__WHAT YOU ARE ASKED TO DO__: Gather every line from the entries below that includes "title".

__INPUT__:
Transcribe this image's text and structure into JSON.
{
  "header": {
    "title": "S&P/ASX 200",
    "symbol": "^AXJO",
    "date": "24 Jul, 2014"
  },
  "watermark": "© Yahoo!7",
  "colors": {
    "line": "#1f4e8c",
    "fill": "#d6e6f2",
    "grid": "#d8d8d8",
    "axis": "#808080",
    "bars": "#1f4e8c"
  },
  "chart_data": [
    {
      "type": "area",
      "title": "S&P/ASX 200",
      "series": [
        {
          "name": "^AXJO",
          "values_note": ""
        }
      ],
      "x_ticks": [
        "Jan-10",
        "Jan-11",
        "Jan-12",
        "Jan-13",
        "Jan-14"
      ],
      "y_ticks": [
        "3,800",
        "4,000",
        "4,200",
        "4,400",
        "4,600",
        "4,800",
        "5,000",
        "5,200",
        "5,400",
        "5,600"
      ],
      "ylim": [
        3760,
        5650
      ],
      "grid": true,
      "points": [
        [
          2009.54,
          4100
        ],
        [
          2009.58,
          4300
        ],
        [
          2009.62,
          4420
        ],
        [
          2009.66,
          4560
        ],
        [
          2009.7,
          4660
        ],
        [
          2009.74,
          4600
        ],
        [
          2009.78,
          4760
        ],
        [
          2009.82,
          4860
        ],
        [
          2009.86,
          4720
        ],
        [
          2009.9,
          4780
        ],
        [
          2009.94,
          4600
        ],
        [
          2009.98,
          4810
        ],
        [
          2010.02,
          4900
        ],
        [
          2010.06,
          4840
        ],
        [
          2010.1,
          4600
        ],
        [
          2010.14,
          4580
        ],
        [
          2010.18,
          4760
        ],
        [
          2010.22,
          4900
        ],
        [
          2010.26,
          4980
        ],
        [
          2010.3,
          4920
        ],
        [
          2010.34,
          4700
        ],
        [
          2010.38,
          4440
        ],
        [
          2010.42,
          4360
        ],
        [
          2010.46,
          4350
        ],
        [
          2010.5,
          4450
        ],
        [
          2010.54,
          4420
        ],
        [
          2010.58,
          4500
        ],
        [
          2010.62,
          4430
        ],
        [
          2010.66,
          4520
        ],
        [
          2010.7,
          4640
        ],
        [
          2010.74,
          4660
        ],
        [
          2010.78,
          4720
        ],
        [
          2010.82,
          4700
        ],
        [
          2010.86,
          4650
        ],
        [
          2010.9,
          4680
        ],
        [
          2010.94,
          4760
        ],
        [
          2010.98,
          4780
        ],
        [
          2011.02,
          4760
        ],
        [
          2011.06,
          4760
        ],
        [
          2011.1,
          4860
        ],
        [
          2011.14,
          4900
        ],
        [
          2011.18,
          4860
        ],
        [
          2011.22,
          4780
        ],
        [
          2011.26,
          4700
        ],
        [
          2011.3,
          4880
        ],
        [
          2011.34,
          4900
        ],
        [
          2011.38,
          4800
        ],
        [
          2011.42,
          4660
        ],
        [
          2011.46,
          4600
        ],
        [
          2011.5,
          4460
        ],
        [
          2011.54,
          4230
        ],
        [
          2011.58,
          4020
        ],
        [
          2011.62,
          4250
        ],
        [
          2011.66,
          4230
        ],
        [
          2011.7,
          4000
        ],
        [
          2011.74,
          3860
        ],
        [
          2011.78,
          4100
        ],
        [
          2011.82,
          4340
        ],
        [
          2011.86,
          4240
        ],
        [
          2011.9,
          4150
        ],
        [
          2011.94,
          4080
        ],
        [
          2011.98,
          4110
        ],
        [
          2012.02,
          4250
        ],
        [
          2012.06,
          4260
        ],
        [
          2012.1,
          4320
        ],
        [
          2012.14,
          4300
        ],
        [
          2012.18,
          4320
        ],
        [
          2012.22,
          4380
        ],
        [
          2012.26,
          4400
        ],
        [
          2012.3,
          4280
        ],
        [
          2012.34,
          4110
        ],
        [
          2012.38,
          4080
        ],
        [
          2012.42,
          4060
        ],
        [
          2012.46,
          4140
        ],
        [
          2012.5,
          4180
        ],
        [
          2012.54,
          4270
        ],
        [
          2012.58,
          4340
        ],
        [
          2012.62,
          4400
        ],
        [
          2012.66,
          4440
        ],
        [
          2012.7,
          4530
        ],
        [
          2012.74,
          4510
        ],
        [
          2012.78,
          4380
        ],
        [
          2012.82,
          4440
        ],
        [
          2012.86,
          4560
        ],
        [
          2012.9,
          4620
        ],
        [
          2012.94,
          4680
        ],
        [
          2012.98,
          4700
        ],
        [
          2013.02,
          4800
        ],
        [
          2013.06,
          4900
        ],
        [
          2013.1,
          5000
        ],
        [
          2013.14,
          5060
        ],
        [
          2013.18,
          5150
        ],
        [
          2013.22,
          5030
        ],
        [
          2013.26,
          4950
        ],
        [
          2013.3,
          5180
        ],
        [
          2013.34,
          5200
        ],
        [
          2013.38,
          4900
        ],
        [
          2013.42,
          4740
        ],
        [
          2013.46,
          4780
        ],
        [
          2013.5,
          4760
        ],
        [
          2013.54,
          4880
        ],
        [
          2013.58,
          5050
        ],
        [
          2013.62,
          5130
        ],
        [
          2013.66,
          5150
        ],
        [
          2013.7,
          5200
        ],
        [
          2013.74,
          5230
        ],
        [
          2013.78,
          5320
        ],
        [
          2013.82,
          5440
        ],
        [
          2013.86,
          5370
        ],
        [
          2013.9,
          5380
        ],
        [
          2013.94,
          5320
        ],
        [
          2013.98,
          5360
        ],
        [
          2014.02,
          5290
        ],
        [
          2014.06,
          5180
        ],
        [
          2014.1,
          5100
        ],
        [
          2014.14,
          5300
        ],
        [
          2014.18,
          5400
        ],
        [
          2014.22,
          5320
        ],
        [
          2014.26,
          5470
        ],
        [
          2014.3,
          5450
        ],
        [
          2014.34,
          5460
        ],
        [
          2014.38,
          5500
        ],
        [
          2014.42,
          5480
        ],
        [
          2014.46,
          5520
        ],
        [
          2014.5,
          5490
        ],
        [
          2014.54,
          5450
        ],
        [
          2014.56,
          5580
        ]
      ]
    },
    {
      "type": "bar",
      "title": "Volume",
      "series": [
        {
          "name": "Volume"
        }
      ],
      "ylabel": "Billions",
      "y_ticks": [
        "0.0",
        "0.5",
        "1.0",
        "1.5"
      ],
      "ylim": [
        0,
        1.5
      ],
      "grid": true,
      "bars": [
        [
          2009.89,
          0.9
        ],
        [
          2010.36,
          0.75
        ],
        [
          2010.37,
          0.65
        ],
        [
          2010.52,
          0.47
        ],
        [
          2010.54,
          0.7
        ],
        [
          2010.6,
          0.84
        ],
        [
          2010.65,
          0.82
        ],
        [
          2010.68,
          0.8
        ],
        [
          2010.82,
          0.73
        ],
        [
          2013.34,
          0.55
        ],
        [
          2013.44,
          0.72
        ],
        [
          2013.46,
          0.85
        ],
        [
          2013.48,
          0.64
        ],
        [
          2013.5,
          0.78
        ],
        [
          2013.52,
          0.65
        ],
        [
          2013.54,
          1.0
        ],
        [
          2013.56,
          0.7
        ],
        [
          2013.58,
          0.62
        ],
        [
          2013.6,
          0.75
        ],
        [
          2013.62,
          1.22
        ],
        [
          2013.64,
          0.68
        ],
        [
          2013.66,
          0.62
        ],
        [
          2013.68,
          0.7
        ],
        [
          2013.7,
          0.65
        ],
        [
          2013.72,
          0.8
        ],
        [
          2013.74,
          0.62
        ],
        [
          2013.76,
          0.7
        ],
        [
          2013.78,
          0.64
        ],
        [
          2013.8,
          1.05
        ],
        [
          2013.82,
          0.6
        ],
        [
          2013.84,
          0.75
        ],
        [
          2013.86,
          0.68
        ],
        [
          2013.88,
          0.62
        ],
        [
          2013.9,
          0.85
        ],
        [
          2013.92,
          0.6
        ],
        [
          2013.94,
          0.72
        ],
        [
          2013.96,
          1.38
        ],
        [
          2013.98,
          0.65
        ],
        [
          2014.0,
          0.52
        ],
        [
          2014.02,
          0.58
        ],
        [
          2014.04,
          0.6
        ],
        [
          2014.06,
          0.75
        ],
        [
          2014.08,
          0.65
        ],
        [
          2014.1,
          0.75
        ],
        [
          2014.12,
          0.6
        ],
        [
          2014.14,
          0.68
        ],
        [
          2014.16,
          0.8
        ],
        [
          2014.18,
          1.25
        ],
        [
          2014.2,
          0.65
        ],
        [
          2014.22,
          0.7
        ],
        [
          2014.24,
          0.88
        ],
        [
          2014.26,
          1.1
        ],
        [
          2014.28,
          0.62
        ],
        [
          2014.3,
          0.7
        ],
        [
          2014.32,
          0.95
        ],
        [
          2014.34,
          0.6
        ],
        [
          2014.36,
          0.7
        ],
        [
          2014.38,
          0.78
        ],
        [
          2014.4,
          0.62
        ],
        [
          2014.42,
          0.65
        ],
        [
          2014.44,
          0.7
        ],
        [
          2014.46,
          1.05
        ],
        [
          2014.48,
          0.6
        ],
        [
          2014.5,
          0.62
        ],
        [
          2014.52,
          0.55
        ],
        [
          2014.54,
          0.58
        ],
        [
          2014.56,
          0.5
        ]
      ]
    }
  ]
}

__EXPECTED ANSWER__:
    "title": "S&P/ASX 200",
      "title": "S&P/ASX 200",
      "title": "Volume",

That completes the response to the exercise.